● **FRAGEN ZUM MATERIAL**
a. In welchem Jahr hat Claude Lanzmann laut der Textstelle über Benjamin Murmelstein das Interview mit ihm geführt?
b. Schreibe die Textstelle über Benjamin Murmelstein und Lanzmanns Film im Anschluss an ihren letzten Satz weiter.

● **AUSGEWÄHLTE TEXTSTELLE**
────────

    Claude Lanzmann (l) und Benjamin Murmelstein in einer Szene von "Der Letzte der Ungerechten" (Koch Media / dpa)
    "Ein Judenältester nach dem Krieg ist wie ein Dinosaurus auf der Autobahn. Er stößt überall an, bei Deutschen, bei Juden."
    Eine schillernde Figur. Ein Unzeitgemäßer. Ein kauziger Held, aber eben ein Held. Er hat dem Grauen ins Auge gesehen, er hat es nicht nur überlebt, sondern unbestritten vielen anderen Menschen das Überleben gesichert, ihnen, noch während die Maschinerie der nationalsozialistischen Vernichtung der Juden auf Hochtouren lief, zur Flucht ins sichere Ausland verholfen. Zugleich hat er paktiert, gedealt mit Eichmann und seinesgleichen, hat in mancher Betrachtungsweise schwere Schuld auf sich geladen.
    "Ich habe überlebt, weil ich ein Märchen erzählen sollte. Das Märchen von dem Juden-Paradies Theresienstadt. Um dieses Märchen zu erzählen, haben sie mich gehalten."
    Benjamin Murmelstein, geboren 1905 in Lemberg, gestorben 1989 in Rom, aufgewachsen in Wien, Jude, ausgebildeter Rabbi und der einzige überlebende Judenälteste eines deutschen Vernichtungslagers im Zweiten Weltkrieg. Claude Lanzmann hat ihn 1975 interviewt, im Zuge der Arbeit an "Shoa", aber er hat das Gespräch dann nicht verwendet. Zu komplex, zu individuell ist Murmelsteins Geschichte. So begleicht Lanzmann mit diesem Film auch eine offene Rechnung, klärt Fragen, die er in "Shoa", "Sobibor" und dem "Karski-Report" nicht behandeln konnte.
    "Wenn Sie zeigen, dass Sie Angst haben, dann ist alles verloren."
    Kurz nach dem sogenannten Anschluss Österreichs im Sommer 1938 trat Murmelstein in die jüdische Verwaltungsorganisation ein und hatte dort schon bald direkt mit Adolf Eichmann zu tun.Im Zentrum der Vernichtung erwies sich Murmelstein als geschickter Pragmatiker, der eigene Möglichkeiten zur Flucht nicht nutzte und stattdessen die Auswanderung vieler österreichischer Juden organisierte, darunter sogar über Zug-Transporte 1940 und 1941 durch das besetzte Frankreich nach Portugal.
    "Nisko-Plan" als Blaupause für spätere Deportationen
    Lanzmanns Film fesselt gerade durch den Reichtum an solchen Details und einige bisher fast unbekannte Fakten. Zu denen gehört auch die Erinnerung an das heute fast vergessene Lager Nisko, der erste, schnell abgebrochene Versuch eines "Modell-Lagers" im polnischen Grenzgebiet zwischen verseuchten Sümpfen und knapp vor Winteranbruch. Im Oktober 1939 war dieser "Nisko-Plan" die Blaupause für alle späteren Deportationen und die Vernichtungslager, ein Experiment.

────────

● **DATENAUSZÜGE**

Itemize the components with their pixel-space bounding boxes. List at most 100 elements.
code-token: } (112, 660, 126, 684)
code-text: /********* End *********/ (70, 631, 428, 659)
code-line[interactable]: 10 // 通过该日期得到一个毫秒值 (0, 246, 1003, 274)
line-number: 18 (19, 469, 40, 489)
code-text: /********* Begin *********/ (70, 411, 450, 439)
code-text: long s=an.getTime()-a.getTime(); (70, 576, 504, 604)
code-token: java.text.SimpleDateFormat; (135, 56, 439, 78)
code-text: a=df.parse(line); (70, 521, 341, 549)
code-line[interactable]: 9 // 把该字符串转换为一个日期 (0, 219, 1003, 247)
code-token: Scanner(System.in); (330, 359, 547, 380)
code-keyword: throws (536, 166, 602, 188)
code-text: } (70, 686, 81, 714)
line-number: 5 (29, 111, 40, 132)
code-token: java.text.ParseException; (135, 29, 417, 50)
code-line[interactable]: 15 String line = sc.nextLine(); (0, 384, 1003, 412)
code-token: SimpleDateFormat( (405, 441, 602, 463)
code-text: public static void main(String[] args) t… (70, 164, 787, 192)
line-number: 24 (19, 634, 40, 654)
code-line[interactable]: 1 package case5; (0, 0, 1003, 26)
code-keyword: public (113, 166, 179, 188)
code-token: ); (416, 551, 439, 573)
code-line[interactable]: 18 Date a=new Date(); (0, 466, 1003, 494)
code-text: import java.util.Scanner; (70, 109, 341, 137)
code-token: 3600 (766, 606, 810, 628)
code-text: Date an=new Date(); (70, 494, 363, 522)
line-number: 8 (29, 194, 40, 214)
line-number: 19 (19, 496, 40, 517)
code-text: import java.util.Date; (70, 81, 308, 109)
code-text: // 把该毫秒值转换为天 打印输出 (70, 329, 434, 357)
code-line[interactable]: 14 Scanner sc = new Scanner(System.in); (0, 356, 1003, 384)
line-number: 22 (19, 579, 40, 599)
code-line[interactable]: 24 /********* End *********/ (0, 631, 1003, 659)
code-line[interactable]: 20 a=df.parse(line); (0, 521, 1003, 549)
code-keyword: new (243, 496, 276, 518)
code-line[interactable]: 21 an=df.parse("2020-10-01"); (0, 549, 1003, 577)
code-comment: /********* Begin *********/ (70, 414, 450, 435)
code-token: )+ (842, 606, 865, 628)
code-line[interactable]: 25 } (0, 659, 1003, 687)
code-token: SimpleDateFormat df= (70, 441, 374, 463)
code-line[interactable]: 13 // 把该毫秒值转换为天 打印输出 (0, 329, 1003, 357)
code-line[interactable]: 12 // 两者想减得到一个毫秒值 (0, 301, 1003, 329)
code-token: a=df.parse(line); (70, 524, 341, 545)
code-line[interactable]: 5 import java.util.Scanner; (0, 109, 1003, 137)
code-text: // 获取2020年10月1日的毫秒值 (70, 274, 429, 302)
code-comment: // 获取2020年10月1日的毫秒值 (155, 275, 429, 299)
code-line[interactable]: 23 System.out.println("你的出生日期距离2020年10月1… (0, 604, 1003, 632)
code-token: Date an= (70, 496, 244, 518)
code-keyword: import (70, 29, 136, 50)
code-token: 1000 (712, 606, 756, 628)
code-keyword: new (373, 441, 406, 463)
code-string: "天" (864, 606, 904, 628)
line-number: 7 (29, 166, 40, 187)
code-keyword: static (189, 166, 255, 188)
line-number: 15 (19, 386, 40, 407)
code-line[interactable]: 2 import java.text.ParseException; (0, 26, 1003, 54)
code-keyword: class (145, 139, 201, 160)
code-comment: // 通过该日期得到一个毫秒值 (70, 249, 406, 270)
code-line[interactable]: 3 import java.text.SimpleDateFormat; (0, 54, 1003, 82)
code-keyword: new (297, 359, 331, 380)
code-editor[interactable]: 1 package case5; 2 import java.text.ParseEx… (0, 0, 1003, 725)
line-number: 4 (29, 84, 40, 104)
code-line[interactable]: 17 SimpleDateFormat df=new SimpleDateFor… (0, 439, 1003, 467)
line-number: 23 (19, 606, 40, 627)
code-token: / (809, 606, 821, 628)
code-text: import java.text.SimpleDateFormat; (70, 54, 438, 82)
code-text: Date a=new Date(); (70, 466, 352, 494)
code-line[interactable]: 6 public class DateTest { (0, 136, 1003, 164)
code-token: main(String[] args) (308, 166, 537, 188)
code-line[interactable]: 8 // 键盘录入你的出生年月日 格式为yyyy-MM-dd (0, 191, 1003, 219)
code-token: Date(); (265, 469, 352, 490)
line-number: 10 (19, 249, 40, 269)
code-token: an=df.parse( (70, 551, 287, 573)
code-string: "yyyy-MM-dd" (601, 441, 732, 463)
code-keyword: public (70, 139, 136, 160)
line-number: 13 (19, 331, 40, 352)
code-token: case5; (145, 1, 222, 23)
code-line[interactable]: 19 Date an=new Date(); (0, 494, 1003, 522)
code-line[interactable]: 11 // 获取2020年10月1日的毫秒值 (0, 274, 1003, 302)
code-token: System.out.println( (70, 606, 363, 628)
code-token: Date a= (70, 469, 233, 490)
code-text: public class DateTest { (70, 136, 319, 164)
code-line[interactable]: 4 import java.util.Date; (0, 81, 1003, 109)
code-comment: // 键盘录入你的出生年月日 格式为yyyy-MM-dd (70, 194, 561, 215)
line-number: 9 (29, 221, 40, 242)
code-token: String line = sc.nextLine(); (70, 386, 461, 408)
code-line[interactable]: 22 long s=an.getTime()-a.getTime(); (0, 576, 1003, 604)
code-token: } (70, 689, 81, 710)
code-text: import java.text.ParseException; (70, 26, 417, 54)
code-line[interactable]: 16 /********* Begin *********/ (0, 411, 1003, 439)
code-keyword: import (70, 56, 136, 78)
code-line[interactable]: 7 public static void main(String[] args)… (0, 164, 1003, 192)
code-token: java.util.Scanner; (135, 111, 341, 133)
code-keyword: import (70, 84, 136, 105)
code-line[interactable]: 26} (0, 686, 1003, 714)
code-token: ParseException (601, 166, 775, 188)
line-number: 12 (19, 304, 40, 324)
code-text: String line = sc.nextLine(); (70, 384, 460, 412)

────────

● **NUMMERIERTE ANTWORTEN**
a. 1975

b.
    Auch behauptet Murmelstein nachdrücklich, Eichmann habe persönlich bei den Zerstörungen der Wiener Synagogen und anderen Ausschreitungen im Rahmen der Novemberpogrome 1938 mitgewirkt - beim Jerusalemer Prozess hatte man Eichmann 1961 in diesem Punkt ausdrücklich entlastet.
    "Ich habe Eichmann gesehen, am 10. November, er ist in mein Büro eingedrungen mit dem Revolver in der Hand. Er war dort, er hat das Ganze kommandiert."
    Murmelsteins Geschichte führt ins Zentrum des moralischen Abgrunds: Zu der Frage, wie und ob die Opfer selbst gezwungenermaßen zu Beteiligten und Mittätern ihrer Ermordung wurden. Wie viel Schuld liegt im Überleben selbst?
    Menschliche Stärken und Schwächen
    Wie alle Filme Lanzmanns handelt auch dieser Film im Kern von menschlichen Schwächen und Stärken. Das Prinzip Lanzmann ist im Grunde sehr einfach: Zum einen zeigt uns dieser einmalige Filmemacher Gesichter. Gesichter, in denen alles erscheint. Der Tod. Der Terror. Das ganze Grauen, deren Zeugen diese Menschen wurden, das ihre Augen gesehen haben, dem diese Menschen selbst - eher durch ein Wunder, durch reinen Zufall - entkommen sind. Und dem sie doch nicht entrinnen können, weil es in der Erinnerung bestehen bleibt.
    Zum anderen liebt Lanzmann die, die handeln. Er respektiert diejenigen, denen es gelingt, aktiv zu werden mehr als diejenigen, die passiv bleiben. Und er interessiert sich für diejenigen, die den Mut haben, sich einer Situation auf Leben und Tod zu stellen, eine Entscheidung auf sich zu nehmen, in der es keine einfachen Antworten und Auswege gibt, in denen jede mögliche Entscheidung den Tod bedeuten kann. So wie bei Benjamin Murmelstein.
    Im Interesse für diese existenziellen Augenblicke, in denen sich ein Leben entscheidet, entpuppt sich Claude Lanzmann ganz als Erbe der Philosophie seines Lehrers, Freunde und Vorbilds Jean-Paul Sartre. Ein Existenzialist des Kinos.